<<<<

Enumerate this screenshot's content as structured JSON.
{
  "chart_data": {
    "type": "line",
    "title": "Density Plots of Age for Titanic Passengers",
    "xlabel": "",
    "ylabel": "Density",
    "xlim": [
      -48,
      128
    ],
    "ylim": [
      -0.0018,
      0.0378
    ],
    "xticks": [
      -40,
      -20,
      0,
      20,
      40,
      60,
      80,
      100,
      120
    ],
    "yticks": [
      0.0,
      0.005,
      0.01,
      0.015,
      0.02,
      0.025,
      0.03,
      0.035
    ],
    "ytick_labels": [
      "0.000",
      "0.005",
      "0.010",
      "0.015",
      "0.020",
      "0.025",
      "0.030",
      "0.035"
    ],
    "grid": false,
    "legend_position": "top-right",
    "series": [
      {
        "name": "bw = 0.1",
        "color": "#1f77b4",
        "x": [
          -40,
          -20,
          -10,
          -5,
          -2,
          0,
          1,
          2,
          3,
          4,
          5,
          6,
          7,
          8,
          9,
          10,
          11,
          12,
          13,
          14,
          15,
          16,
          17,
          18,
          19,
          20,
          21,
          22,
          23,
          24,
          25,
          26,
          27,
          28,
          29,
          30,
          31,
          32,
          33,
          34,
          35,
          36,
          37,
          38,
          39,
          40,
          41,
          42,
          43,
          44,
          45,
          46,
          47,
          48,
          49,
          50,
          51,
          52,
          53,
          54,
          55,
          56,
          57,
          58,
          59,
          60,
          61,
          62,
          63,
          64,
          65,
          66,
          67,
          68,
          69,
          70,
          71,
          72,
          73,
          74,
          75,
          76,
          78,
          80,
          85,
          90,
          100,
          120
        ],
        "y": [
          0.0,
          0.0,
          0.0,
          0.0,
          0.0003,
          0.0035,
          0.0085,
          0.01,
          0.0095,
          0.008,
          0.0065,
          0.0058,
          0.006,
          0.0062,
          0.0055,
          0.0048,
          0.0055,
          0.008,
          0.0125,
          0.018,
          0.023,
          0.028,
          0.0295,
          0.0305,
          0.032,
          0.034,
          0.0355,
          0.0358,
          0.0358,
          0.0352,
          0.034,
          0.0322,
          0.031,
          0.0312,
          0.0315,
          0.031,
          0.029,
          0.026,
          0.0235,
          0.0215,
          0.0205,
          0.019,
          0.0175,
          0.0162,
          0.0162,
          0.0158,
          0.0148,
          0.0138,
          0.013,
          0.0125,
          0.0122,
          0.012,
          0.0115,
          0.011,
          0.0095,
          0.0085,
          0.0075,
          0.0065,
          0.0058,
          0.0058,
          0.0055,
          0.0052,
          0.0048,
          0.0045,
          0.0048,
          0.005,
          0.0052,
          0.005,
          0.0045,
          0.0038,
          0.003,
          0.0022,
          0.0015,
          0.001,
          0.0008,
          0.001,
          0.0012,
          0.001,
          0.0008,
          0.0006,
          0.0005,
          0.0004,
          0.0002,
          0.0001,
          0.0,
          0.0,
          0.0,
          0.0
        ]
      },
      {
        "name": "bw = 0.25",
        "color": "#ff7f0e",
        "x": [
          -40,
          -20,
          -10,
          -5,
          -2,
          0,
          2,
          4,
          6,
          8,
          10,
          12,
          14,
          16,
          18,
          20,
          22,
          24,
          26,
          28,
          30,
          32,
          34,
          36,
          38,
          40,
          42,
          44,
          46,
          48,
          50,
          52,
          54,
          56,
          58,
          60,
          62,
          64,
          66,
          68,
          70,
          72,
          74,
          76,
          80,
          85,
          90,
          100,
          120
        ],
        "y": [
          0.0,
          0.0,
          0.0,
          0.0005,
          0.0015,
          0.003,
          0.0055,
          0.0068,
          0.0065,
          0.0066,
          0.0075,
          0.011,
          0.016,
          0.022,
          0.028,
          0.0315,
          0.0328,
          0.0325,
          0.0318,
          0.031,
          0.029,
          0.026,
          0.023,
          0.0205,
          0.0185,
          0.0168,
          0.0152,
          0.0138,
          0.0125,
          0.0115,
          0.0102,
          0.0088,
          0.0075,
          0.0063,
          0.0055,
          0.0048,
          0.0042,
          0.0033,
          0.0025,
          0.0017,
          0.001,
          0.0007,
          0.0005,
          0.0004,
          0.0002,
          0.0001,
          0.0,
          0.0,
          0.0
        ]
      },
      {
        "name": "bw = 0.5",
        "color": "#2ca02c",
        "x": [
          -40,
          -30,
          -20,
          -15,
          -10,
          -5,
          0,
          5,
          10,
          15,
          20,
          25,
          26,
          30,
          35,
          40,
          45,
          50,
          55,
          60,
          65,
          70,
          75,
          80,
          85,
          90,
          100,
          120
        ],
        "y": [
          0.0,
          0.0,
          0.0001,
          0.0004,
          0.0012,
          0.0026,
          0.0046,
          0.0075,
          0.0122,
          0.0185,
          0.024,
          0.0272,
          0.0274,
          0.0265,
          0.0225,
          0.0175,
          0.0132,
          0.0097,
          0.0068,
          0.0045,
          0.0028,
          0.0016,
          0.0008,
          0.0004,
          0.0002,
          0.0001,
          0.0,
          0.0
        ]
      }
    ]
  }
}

>>>>

- [Goal of the exercise]:
Copy out the whole listing exactly as written.

- [Correct output]:
Enumerate this screenshot's content as structured JSON.
{
  "chart_data": {
    "type": "line",
    "title": "Density Plots of Age for Titanic Passengers",
    "xlabel": "",
    "ylabel": "Density",
    "xlim": [
      -48,
      128
    ],
    "ylim": [
      -0.0018,
      0.0378
    ],
    "xticks": [
      -40,
      -20,
      0,
      20,
      40,
      60,
      80,
      100,
      120
    ],
    "yticks": [
      0.0,
      0.005,
      0.01,
      0.015,
      0.02,
      0.025,
      0.03,
      0.035
    ],
    "ytick_labels": [
      "0.000",
      "0.005",
      "0.010",
      "0.015",
      "0.020",
      "0.025",
      "0.030",
      "0.035"
    ],
    "grid": false,
    "legend_position": "top-right",
    "series": [
      {
        "name": "bw = 0.1",
        "color": "#1f77b4",
        "x": [
          -40,
          -20,
          -10,
          -5,
          -2,
          0,
          1,
          2,
          3,
          4,
          5,
          6,
          7,
          8,
          9,
          10,
          11,
          12,
          13,
          14,
          15,
          16,
          17,
          18,
          19,
          20,
          21,
          22,
          23,
          24,
          25,
          26,
          27,
          28,
          29,
          30,
          31,
          32,
          33,
          34,
          35,
          36,
          37,
          38,
          39,
          40,
          41,
          42,
          43,
          44,
          45,
          46,
          47,
          48,
          49,
          50,
          51,
          52,
          53,
          54,
          55,
          56,
          57,
          58,
          59,
          60,
          61,
          62,
          63,
          64,
          65,
          66,
          67,
          68,
          69,
          70,
          71,
          72,
          73,
          74,
          75,
          76,
          78,
          80,
          85,
          90,
          100,
          120
        ],
        "y": [
          0.0,
          0.0,
          0.0,
          0.0,
          0.0003,
          0.0035,
          0.0085,
          0.01,
          0.0095,
          0.008,
          0.0065,
          0.0058,
          0.006,
          0.0062,
          0.0055,
          0.0048,
          0.0055,
          0.008,
          0.0125,
          0.018,
          0.023,
          0.028,
          0.0295,
          0.0305,
          0.032,
          0.034,
          0.0355,
          0.0358,
          0.0358,
          0.0352,
          0.034,
          0.0322,
          0.031,
          0.0312,
          0.0315,
          0.031,
          0.029,
          0.026,
          0.0235,
          0.0215,
          0.0205,
          0.019,
          0.0175,
          0.0162,
          0.0162,
          0.0158,
          0.0148,
          0.0138,
          0.013,
          0.0125,
          0.0122,
          0.012,
          0.0115,
          0.011,
          0.0095,
          0.0085,
          0.0075,
          0.0065,
          0.0058,
          0.0058,
          0.0055,
          0.0052,
          0.0048,
          0.0045,
          0.0048,
          0.005,
          0.0052,
          0.005,
          0.0045,
          0.0038,
          0.003,
          0.0022,
          0.0015,
          0.001,
          0.0008,
          0.001,
          0.0012,
          0.001,
          0.0008,
          0.0006,
          0.0005,
          0.0004,
          0.0002,
          0.0001,
          0.0,
          0.0,
          0.0,
          0.0
        ]
      },
      {
        "name": "bw = 0.25",
        "color": "#ff7f0e",
        "x": [
          -40,
          -20,
          -10,
          -5,
          -2,
          0,
          2,
          4,
          6,
          8,
          10,
          12,
          14,
          16,
          18,
          20,
          22,
          24,
          26,
          28,
          30,
          32,
          34,
          36,
          38,
          40,
          42,
          44,
          46,
          48,
          50,
          52,
          54,
          56,
          58,
          60,
          62,
          64,
          66,
          68,
          70,
          72,
          74,
          76,
          80,
          85,
          90,
          100,
          120
        ],
        "y": [
          0.0,
          0.0,
          0.0,
          0.0005,
          0.0015,
          0.003,
          0.0055,
          0.0068,
          0.0065,
          0.0066,
          0.0075,
          0.011,
          0.016,
          0.022,
          0.028,
          0.0315,
          0.0328,
          0.0325,
          0.0318,
          0.031,
          0.029,
          0.026,
          0.023,
          0.0205,
          0.0185,
          0.0168,
          0.0152,
          0.0138,
          0.0125,
          0.0115,
          0.0102,
          0.0088,
          0.0075,
          0.0063,
          0.0055,
          0.0048,
          0.0042,
          0.0033,
          0.0025,
          0.0017,
          0.001,
          0.0007,
          0.0005,
          0.0004,
          0.0002,
          0.0001,
          0.0,
          0.0,
          0.0
        ]
      },
      {
        "name": "bw = 0.5",
        "color": "#2ca02c",
        "x": [
          -40,
          -30,
          -20,
          -15,
          -10,
          -5,
          0,
          5,
          10,
          15,
          20,
          25,
          26,
          30,
          35,
          40,
          45,
          50,
          55,
          60,
          65,
          70,
          75,
          80,
          85,
          90,
          100,
          120
        ],
        "y": [
          0.0,
          0.0,
          0.0001,
          0.0004,
          0.0012,
          0.0026,
          0.0046,
          0.0075,
          0.0122,
          0.0185,
          0.024,
          0.0272,
          0.0274,
          0.0265,
          0.0225,
          0.0175,
          0.0132,
          0.0097,
          0.0068,
          0.0045,
          0.0028,
          0.0016,
          0.0008,
          0.0004,
          0.0002,
          0.0001,
          0.0,
          0.0
        ]
      }
    ]
  }
}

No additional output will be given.